▶ _Exercício escrito 1_: Liste todas as localidades de Fortaleza que, segundo o texto sobre rádios de alto-falantes, inauguraram novos sistemas em 1988.
▶ _Exercício escrito 2_: Retome o texto sobre a história das rádios de alto-falantes e comunitárias e dê continuidade a ele a partir da última frase apresentada.

---- Texto selecionado

Em 1985, no Espírito Santo, nasce a Rádio Popular de São Pedro que, na verdade, era um sistema de alto-falantes do Bairro São Pedro I, em Vitória. Esse sistema evoluiu e se transformou na Rádio Popular de São Pedro em 2 de agosto de 1986.

Na capital do Ceará, Fortaleza, o Sistema de alto-falantes de Iracema funcionava desde 1982. Já em 1987, a própria Prefeitura de Fortaleza estimulou a criação de rádios comunitárias. Em 1988, Mondubim (Acarape), Antônio Bezerra (Conjunto São Francisco), Parangaba (Serrinha), Barra do Ceará (Buraco do Céu), Mucuripe (Jardim Nova Esperança) e Messejana (Lagoa Redonda) foram as localidades cearenses que inauguraram mais seis sistemas de alto-falantes.

Na Paraíba, a cidade de Boa Vista tem uma difusora que opera até hoje. Matéria da TV Paraíba levada ao ar em 14 de janeiro de 2008, mostrou a Difusora Voz do Cariri (DVC). Sua história está se transformando num filme. A rádio de alto-falantes é, até hoje, o único meio de comunicação da cidade. Durante a Ditadura Militar sofreu pressões por causa do nome Voz Libertadora que era usado na época. O locutor da rádio, Moacir Sampaio, chegou a ser interrogado e foi obrigado a mudar o nome da estação. A acusação que pesava contra a Voz Libertadora era de que ela seria comunista. A DVC está no ar desde 1950.

Os sistemas de alto falantes proliferaram-se a partir de 1980. Mas há exemplos que começaram a operar a partir da década de 1940.

Em Muqui (ES), existiu uma emissora desse tipo em 1948 para divulgar as promoções de uma loja. Com o tempo, passou a desenvolver um serviço de utilidade pública. Transmitia música, debate político, jogos de futebol e festas. Em outros municípios do Espírito Santo, como Castelo, Alegre e Guaçui também existiram serviços semelhantes. Com o Golpe Militar de 64 foram extintos. (Peruzzo, 1998, p. 6)

1.3.2 Rádios comunitárias

É nessa conjuntura que, a partir da década de 1970, surgem transmissões radiofônicas independentes e identificadas com as necessidades do povo brasileiro.

No Brasil, as rádios livres começaram a aparecer nos anos setenta, numa época em que o regime militar estava em vigor e os meios de comunicação de massa estavam, de forma predominante, nas mãos de pessoas ou grupos privilegiados com a concessão de canais, por decisão unilateral do Poder Executivo Federal. (Peruzzo, 1998, p. 3)

--------
---- Material exibido

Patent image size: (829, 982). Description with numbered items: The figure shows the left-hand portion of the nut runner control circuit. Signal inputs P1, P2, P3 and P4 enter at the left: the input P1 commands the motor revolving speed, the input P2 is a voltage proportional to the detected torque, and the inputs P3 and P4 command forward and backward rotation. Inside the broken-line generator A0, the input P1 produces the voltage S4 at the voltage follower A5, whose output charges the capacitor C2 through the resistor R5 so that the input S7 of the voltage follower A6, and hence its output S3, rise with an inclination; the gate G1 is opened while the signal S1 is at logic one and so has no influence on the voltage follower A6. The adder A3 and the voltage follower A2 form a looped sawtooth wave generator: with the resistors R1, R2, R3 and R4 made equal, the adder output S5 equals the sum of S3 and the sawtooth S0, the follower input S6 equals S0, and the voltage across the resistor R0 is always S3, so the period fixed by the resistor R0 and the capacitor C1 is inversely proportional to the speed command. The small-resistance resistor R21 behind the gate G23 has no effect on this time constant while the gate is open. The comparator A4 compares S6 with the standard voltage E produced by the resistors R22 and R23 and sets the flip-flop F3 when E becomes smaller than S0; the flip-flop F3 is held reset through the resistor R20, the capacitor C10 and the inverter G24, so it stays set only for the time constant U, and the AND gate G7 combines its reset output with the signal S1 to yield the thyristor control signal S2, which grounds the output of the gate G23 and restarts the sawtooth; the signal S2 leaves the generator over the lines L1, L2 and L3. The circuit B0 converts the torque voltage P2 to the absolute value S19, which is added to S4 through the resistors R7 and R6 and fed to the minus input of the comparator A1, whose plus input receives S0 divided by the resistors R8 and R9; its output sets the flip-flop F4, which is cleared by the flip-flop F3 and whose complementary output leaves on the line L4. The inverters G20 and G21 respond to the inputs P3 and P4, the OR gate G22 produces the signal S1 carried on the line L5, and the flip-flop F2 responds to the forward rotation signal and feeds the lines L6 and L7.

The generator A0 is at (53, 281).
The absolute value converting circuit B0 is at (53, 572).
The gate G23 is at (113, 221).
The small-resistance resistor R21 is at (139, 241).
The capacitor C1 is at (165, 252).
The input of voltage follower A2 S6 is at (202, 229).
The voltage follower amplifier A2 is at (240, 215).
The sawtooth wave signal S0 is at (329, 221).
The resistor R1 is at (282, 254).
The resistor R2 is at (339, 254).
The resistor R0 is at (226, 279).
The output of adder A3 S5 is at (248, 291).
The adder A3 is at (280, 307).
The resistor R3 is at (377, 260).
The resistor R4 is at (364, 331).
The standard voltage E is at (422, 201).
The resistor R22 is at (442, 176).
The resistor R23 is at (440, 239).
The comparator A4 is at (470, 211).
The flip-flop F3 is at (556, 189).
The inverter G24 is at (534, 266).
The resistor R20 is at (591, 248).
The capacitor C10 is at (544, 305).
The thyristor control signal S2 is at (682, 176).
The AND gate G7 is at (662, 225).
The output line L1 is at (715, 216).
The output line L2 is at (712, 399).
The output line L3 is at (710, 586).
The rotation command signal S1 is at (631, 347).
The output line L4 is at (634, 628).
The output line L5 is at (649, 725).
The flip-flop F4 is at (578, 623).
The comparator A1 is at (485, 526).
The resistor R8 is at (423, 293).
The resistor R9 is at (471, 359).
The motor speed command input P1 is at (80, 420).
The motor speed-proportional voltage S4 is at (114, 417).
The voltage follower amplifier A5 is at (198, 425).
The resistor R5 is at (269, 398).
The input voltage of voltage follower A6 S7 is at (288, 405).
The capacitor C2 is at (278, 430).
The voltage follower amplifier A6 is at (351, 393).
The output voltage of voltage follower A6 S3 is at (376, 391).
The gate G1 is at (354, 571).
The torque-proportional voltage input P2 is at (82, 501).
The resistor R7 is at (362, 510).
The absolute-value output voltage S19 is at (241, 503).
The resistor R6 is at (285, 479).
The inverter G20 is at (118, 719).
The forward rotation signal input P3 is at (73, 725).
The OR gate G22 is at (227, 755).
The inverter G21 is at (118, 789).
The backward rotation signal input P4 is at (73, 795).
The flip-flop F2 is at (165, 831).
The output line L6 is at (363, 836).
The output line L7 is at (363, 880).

--------

▶ _Resultado da tarefa 1_: Mondubim (Acarape), Antônio Bezerra (Conjunto São Francisco), Parangaba (Serrinha), Barra do Ceará (Buraco do Céu), Mucuripe (Jardim Nova Esperança) e Messejana (Lagoa Redonda).

▶ _Resultado da tarefa 2_:
Ainda de acordo com a mesma autora, nessa época nascia a Rádio Paranóica FM, de Vitória (ES). Em 1976, veio a Rádio Espectro, da cidade de Sorocaba, estado de São Paulo. Em 1978, a RGC-Rádio Globo de Criciúma (SC) também iniciou suas transmissões. A partir de 1985, na cidade de São Paulo, as rádios Totó, Xilik, Livre-gravidade e Trip, povoaram o ‘dial’. Nesse mesmo ano, os bancários da capital paulista operaram a Rádio Teresa. Em 1987, na biblioteca da Universidade Federal do Espírito Santo, os alunos de comunicação social mantiveram no ar, por um mês, a Rádio TX-107,3.

Nos anos 1980 surgiram em São Paulo inúmeras rádios livres. Em 1985, além da Xilik e da Rádio Totó Ternura, havia mais cinco no ar: a rádio Patrulha, de Ermelino Matarazzo, na zona Leste – emissora da comunidade voltada para os problemas do bairro que se iniciou a partir da utilização do sistema de alto-falantes com a programação elaborada pelos próprios moradores do bairro –; a Bruaca, na zona Sul; a Ilapso, na zona Oeste; a Neblina, no município de Guarulhos, e a rádio Tereza. (Nahra apud Nunes, 2004, p. 5)

Na década de 1990, em Piracicaba (SP) nasce a Rádio Livre Paulicéia. Esta emissora era controlada pelos moradores de um bairro da cidade com o mesmo nome da rádio. Através de um centro comunitário, a estação foi criada para mobilizar as pessoas para um mutirão da prefeitura e, em seguida, ganhou vida independente, operando por um ano e oito meses. Tinha potência de 10 watts e a veiculação de programas era gratuita.

Nessa época, na capital paulista, aparece a Rádio Reversão. Fechada pela Polícia Federal em 1991, a estação comunitária tornou-se foi uma referência em produção radiofônica, pelo fato de estimular a participação da comunidade na criação de programas e levar políticos ao seu estúdio a fim de promover debates com os seus ouvintes.

A Frívola City nasceu em 1986. Foi a primeira rádio livre do estado do Rio de Janeiro (Nahra apud Nunes, 2004). Em 90, na cidade de Queimados (RJ), a Rádio Novos Rumos entra no ar. Quase todos os seus programas eram realizados ao vivo. Os religiosos eram produzidos pelas próprias igrejas. Não havia o monopólio da Igreja Católica. Além dessa, batistas e pentecostais tinham espaço na programação. Um dos melhores resultados da atuação da Novos Rumos foi a diminuição da violência na localidade onde estava instalada.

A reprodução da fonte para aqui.